>> start MATERIAL FOR THIS EXERCISE
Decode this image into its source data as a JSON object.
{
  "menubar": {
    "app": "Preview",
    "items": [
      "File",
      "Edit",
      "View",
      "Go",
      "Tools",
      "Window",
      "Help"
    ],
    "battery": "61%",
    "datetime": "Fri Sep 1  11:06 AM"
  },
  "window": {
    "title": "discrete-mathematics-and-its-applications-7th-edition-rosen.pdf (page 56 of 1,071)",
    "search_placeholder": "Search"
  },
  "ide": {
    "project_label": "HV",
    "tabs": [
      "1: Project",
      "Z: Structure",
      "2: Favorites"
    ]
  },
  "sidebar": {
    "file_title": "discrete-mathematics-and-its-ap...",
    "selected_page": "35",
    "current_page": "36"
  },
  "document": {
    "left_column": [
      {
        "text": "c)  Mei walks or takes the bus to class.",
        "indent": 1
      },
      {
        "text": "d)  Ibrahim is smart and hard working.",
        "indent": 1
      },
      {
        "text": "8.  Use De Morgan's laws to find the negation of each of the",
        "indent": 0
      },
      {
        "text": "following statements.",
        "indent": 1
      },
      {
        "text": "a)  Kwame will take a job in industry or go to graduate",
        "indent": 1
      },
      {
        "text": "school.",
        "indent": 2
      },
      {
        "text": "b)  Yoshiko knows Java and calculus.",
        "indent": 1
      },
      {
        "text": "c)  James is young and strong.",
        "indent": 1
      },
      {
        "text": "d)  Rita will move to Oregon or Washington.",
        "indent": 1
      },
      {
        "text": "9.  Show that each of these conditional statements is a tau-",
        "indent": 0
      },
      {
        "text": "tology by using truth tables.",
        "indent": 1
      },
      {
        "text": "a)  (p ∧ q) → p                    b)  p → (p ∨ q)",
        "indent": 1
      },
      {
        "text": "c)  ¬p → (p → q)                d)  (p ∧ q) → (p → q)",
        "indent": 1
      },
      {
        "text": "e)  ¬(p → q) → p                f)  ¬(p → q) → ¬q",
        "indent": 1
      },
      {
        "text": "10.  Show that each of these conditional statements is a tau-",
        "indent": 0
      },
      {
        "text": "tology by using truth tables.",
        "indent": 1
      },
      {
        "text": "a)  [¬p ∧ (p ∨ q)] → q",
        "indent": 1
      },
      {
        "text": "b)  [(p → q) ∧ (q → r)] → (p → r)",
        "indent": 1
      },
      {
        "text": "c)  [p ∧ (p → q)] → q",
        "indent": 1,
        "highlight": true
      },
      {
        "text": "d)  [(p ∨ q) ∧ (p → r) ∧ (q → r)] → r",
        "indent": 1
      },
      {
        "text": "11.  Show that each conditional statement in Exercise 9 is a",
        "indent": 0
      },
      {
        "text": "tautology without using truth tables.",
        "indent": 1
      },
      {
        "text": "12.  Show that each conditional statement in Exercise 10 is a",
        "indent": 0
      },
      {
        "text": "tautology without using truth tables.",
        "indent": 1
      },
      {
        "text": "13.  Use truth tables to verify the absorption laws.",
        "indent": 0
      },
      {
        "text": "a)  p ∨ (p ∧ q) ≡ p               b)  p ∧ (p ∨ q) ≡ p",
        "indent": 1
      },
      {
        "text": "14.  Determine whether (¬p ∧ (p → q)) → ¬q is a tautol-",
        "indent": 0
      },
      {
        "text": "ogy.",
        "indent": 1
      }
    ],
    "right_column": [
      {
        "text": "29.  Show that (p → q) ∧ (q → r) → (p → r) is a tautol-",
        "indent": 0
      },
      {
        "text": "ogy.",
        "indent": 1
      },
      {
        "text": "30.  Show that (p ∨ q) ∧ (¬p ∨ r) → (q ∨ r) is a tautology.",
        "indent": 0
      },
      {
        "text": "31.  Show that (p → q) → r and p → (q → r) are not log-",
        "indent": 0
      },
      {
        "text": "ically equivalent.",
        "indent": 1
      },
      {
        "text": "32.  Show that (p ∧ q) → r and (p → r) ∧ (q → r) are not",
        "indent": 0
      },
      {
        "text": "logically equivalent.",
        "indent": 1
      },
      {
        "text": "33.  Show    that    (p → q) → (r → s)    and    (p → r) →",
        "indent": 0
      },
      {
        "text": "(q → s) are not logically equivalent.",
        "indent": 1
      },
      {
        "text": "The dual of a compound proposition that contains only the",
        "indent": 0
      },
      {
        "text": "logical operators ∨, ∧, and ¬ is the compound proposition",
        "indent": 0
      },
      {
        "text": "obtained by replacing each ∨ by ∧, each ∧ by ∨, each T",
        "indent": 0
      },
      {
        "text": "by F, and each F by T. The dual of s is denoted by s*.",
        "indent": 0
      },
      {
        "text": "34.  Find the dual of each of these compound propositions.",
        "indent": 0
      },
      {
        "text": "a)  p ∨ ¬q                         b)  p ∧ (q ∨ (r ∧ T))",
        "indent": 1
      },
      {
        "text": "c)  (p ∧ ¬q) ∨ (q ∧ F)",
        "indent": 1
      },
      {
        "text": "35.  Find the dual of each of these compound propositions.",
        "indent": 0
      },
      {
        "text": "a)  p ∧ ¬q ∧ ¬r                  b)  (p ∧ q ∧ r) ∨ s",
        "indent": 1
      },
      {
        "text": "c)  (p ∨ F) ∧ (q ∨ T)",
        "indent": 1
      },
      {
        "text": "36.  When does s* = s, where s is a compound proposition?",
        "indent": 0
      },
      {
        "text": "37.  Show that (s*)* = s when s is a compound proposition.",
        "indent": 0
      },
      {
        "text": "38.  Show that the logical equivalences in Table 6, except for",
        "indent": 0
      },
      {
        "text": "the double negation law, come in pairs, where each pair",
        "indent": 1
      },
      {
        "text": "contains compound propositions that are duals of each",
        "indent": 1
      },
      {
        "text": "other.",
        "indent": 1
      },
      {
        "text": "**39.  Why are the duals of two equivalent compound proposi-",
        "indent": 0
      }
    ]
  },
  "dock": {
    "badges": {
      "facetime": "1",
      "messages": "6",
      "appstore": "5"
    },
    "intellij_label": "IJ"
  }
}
>> end MATERIAL FOR THIS EXERCISE
- [PROBLEM]:
Using the listing above, show each line holding the string "duals".

- [OUTPUT OF THE EXERCISE]:
        "text": "contains compound propositions that are duals of each",
        "text": "**39.  Why are the duals of two equivalent compound proposi-",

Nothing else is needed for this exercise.